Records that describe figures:
★ ★ ★ ★ ★ ★ ★
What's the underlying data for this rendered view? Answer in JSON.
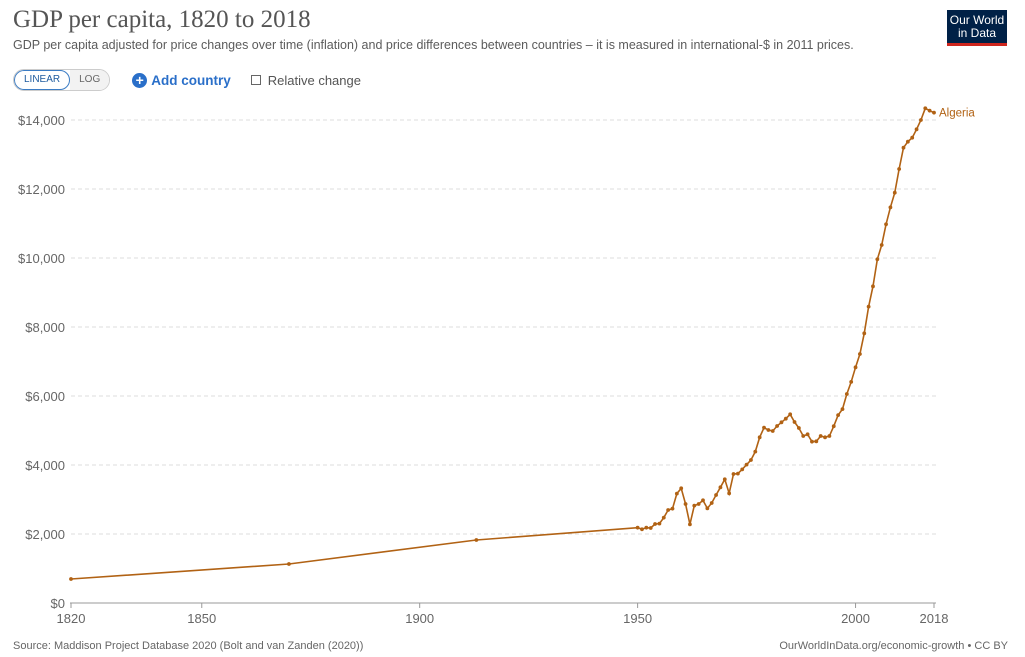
{
  "header": {
    "title": "GDP per capita, 1820 to 2018",
    "subtitle": "GDP per capita adjusted for price changes over time (inflation) and price differences between countries – it is measured in international-$ in 2011 prices.",
    "logo_line1": "Our World",
    "logo_line2": "in Data"
  },
  "controls": {
    "linear": "LINEAR",
    "log": "LOG",
    "add_country": "Add country",
    "relative_change": "Relative change"
  },
  "footer": {
    "source": "Source: Maddison Project Database 2020 (Bolt and van Zanden (2020))",
    "link": "OurWorldInData.org/economic-growth • CC BY"
  },
  "chart_data": {
    "type": "line",
    "scale": "linear",
    "grid": true,
    "ylim": [
      0,
      14000
    ],
    "xlim": [
      1820,
      2018
    ],
    "yticks": [
      0,
      2000,
      4000,
      6000,
      8000,
      10000,
      12000,
      14000
    ],
    "ytick_labels": [
      "$0",
      "$2,000",
      "$4,000",
      "$6,000",
      "$8,000",
      "$10,000",
      "$12,000",
      "$14,000"
    ],
    "xticks": [
      1820,
      1850,
      1900,
      1950,
      2000,
      2018
    ],
    "xtick_labels": [
      "1820",
      "1850",
      "1900",
      "1950",
      "2000",
      "2018"
    ],
    "series": [
      {
        "name": "Algeria",
        "color": "#b16214",
        "x": [
          1820,
          1870,
          1913,
          1950,
          1951,
          1952,
          1953,
          1954,
          1955,
          1956,
          1957,
          1958,
          1959,
          1960,
          1961,
          1962,
          1963,
          1964,
          1965,
          1966,
          1967,
          1968,
          1969,
          1970,
          1971,
          1972,
          1973,
          1974,
          1975,
          1976,
          1977,
          1978,
          1979,
          1980,
          1981,
          1982,
          1983,
          1984,
          1985,
          1986,
          1987,
          1988,
          1989,
          1990,
          1991,
          1992,
          1993,
          1994,
          1995,
          1996,
          1997,
          1998,
          1999,
          2000,
          2001,
          2002,
          2003,
          2004,
          2005,
          2006,
          2007,
          2008,
          2009,
          2010,
          2011,
          2012,
          2013,
          2014,
          2015,
          2016,
          2017,
          2018
        ],
        "y": [
          696,
          1130,
          1826,
          2183,
          2136,
          2183,
          2174,
          2290,
          2300,
          2473,
          2696,
          2734,
          3170,
          3324,
          2870,
          2280,
          2821,
          2870,
          2976,
          2744,
          2899,
          3130,
          3353,
          3585,
          3179,
          3739,
          3749,
          3874,
          4010,
          4145,
          4387,
          4802,
          5082,
          5014,
          4985,
          5130,
          5237,
          5342,
          5469,
          5246,
          5072,
          4840,
          4889,
          4676,
          4686,
          4840,
          4802,
          4840,
          5125,
          5445,
          5620,
          6058,
          6410,
          6831,
          7217,
          7817,
          8589,
          9179,
          9962,
          10377,
          10977,
          11469,
          11893,
          12580,
          13197,
          13371,
          13487,
          13730,
          14000,
          14339,
          14270,
          14212
        ]
      }
    ]
  }
}
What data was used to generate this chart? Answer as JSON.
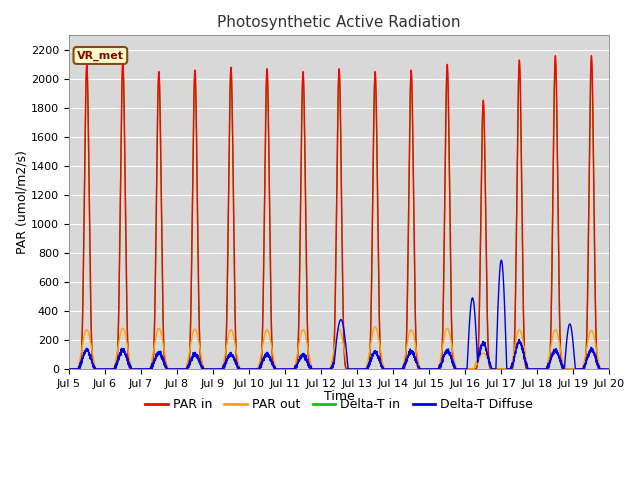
★ ★ ★ ★ ★ ★ ★
[REQUIRED WORK] Copy the material exactly. Do not include the pictures.

[EXERCISE ANSWER]
What's the underlying data for this rendered view? Answer in JSON.
{
  "header": {
    "title": "GDP per capita, 1820 to 2018",
    "subtitle": "GDP per capita adjusted for price changes over time (inflation) and price differences between countries – it is measured in international-$ in 2011 prices.",
    "logo_line1": "Our World",
    "logo_line2": "in Data"
  },
  "controls": {
    "linear": "LINEAR",
    "log": "LOG",
    "add_country": "Add country",
    "relative_change": "Relative change"
  },
  "footer": {
    "source": "Source: Maddison Project Database 2020 (Bolt and van Zanden (2020))",
    "link": "OurWorldInData.org/economic-growth • CC BY"
  },
  "chart_data": {
    "type": "line",
    "scale": "linear",
    "grid": true,
    "ylim": [
      0,
      14000
    ],
    "xlim": [
      1820,
      2018
    ],
    "yticks": [
      0,
      2000,
      4000,
      6000,
      8000,
      10000,
      12000,
      14000
    ],
    "ytick_labels": [
      "$0",
      "$2,000",
      "$4,000",
      "$6,000",
      "$8,000",
      "$10,000",
      "$12,000",
      "$14,000"
    ],
    "xticks": [
      1820,
      1850,
      1900,
      1950,
      2000,
      2018
    ],
    "xtick_labels": [
      "1820",
      "1850",
      "1900",
      "1950",
      "2000",
      "2018"
    ],
    "series": [
      {
        "name": "Algeria",
        "color": "#b16214",
        "x": [
          1820,
          1870,
          1913,
          1950,
          1951,
          1952,
          1953,
          1954,
          1955,
          1956,
          1957,
          1958,
          1959,
          1960,
          1961,
          1962,
          1963,
          1964,
          1965,
          1966,
          1967,
          1968,
          1969,
          1970,
          1971,
          1972,
          1973,
          1974,
          1975,
          1976,
          1977,
          1978,
          1979,
          1980,
          1981,
          1982,
          1983,
          1984,
          1985,
          1986,
          1987,
          1988,
          1989,
          1990,
          1991,
          1992,
          1993,
          1994,
          1995,
          1996,
          1997,
          1998,
          1999,
          2000,
          2001,
          2002,
          2003,
          2004,
          2005,
          2006,
          2007,
          2008,
          2009,
          2010,
          2011,
          2012,
          2013,
          2014,
          2015,
          2016,
          2017,
          2018
        ],
        "y": [
          696,
          1130,
          1826,
          2183,
          2136,
          2183,
          2174,
          2290,
          2300,
          2473,
          2696,
          2734,
          3170,
          3324,
          2870,
          2280,
          2821,
          2870,
          2976,
          2744,
          2899,
          3130,
          3353,
          3585,
          3179,
          3739,
          3749,
          3874,
          4010,
          4145,
          4387,
          4802,
          5082,
          5014,
          4985,
          5130,
          5237,
          5342,
          5469,
          5246,
          5072,
          4840,
          4889,
          4676,
          4686,
          4840,
          4802,
          4840,
          5125,
          5445,
          5620,
          6058,
          6410,
          6831,
          7217,
          7817,
          8589,
          9179,
          9962,
          10377,
          10977,
          11469,
          11893,
          12580,
          13197,
          13371,
          13487,
          13730,
          14000,
          14339,
          14270,
          14212
        ]
      }
    ]
  }
}
What data was used to generate this chart? Answer as JSON.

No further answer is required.